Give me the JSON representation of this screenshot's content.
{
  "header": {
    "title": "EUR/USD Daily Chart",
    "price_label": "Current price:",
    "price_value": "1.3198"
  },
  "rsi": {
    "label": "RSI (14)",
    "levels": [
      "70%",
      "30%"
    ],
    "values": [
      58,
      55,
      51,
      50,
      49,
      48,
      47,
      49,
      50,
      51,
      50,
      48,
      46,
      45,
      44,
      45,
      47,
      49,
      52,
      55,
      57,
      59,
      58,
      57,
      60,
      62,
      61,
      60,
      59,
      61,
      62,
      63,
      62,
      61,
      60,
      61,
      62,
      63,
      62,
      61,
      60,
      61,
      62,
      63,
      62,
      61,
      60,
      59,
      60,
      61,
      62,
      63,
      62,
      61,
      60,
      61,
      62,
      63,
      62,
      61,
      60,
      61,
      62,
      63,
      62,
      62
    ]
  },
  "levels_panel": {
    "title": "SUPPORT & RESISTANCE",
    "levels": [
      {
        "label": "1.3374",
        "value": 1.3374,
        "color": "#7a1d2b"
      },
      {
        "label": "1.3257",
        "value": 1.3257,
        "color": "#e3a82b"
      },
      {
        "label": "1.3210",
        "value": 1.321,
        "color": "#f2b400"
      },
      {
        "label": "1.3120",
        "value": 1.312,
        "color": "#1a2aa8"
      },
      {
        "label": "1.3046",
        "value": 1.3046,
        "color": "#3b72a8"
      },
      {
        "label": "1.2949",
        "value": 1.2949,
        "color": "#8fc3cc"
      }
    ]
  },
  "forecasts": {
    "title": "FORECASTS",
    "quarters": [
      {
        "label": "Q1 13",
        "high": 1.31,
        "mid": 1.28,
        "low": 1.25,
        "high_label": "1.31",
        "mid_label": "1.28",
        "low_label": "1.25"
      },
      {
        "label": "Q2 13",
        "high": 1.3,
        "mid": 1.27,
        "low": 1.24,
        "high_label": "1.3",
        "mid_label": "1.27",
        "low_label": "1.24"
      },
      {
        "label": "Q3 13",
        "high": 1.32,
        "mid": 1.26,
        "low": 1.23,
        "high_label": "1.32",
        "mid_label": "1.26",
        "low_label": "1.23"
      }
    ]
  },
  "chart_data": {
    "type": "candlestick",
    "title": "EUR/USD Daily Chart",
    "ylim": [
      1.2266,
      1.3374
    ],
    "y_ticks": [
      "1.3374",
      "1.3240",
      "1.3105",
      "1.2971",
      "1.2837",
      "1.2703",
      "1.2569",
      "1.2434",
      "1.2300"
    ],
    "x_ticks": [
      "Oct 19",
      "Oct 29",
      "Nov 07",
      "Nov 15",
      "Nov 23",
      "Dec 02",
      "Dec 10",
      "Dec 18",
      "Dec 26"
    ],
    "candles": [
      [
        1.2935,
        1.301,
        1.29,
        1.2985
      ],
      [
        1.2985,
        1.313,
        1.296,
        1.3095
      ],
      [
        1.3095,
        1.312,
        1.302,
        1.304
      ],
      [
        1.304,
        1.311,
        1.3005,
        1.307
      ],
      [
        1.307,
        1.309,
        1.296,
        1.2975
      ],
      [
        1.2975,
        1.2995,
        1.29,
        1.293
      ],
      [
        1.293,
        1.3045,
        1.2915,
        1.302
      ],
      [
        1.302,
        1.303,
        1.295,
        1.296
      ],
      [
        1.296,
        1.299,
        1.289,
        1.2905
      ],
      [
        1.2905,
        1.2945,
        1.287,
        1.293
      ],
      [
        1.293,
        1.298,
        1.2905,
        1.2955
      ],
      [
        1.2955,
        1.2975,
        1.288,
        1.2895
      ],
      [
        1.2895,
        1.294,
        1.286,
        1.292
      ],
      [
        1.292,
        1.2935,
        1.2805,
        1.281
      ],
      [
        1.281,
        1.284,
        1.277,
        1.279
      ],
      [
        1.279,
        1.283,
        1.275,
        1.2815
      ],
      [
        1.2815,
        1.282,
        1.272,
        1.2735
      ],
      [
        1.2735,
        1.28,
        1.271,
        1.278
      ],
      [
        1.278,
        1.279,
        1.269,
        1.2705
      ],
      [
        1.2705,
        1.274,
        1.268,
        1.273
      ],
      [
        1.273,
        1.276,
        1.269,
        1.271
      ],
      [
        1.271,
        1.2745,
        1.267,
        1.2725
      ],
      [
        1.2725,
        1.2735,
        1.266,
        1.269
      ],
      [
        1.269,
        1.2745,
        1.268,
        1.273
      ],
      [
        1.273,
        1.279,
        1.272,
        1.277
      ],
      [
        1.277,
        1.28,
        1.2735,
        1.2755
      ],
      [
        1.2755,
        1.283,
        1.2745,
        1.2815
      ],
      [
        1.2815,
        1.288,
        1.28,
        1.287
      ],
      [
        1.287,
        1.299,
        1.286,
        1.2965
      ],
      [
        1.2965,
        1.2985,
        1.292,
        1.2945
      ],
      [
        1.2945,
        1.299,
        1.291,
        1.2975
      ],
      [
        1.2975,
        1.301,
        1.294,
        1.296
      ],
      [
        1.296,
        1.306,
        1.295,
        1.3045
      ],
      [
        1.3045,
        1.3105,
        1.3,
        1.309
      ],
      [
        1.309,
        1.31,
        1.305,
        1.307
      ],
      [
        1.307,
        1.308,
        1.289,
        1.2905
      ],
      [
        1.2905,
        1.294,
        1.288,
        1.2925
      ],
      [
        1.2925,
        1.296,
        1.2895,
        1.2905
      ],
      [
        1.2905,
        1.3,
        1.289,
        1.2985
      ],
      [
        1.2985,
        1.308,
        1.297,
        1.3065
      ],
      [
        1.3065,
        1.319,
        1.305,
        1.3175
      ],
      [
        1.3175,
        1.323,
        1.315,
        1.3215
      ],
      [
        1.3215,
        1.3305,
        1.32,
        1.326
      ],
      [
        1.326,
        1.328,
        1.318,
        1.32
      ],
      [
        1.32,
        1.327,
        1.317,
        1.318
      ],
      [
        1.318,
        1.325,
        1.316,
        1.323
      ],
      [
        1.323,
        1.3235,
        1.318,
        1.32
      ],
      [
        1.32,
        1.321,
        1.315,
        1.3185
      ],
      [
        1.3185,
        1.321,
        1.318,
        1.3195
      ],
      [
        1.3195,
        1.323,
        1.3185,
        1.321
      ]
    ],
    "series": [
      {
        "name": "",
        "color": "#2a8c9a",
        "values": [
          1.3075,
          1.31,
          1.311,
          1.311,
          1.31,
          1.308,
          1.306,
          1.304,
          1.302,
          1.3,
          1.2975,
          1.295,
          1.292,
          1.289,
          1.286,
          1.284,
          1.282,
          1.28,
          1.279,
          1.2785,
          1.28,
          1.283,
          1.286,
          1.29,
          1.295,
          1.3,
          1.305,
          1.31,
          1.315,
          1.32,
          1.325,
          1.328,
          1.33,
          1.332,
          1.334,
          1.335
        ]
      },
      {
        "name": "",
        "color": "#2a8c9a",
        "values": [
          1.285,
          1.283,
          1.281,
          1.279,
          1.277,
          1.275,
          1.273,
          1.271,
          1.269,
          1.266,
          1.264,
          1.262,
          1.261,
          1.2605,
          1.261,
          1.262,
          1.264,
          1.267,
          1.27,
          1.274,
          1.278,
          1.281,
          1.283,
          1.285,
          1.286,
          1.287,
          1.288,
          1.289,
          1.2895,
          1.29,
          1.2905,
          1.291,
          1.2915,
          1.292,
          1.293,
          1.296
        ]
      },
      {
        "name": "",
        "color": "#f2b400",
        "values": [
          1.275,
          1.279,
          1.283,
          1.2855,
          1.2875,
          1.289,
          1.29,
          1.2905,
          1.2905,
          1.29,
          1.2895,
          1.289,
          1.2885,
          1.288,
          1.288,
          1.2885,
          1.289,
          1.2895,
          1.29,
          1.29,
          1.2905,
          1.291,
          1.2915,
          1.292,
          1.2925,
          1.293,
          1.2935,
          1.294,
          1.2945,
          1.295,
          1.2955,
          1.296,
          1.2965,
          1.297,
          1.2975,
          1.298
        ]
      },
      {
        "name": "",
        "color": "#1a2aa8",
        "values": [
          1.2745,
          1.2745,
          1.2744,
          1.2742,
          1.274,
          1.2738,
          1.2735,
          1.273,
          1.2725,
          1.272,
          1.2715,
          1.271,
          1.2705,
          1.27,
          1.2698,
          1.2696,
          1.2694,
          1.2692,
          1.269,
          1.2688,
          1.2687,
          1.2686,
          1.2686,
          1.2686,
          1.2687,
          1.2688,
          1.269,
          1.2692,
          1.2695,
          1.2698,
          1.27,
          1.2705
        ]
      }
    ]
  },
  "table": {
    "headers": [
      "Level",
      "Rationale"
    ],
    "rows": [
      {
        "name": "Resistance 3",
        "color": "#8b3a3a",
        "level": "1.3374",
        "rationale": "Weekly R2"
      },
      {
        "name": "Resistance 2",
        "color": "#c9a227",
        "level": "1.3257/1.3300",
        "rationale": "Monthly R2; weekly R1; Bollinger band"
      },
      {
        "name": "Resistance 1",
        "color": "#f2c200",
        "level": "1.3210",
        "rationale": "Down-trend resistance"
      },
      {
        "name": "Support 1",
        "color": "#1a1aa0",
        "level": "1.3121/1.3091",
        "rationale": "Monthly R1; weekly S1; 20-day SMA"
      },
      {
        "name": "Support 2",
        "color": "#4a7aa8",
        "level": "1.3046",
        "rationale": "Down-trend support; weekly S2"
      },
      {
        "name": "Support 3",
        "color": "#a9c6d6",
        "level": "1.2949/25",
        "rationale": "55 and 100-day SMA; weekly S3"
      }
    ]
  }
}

------------------------------------------------

Aim: Copy each line from the data above that includes "title".

Answer for the task:
    "title": "EUR/USD Daily Chart",
    "title": "SUPPORT & RESISTANCE",
    "title": "FORECASTS",
    "title": "EUR/USD Daily Chart",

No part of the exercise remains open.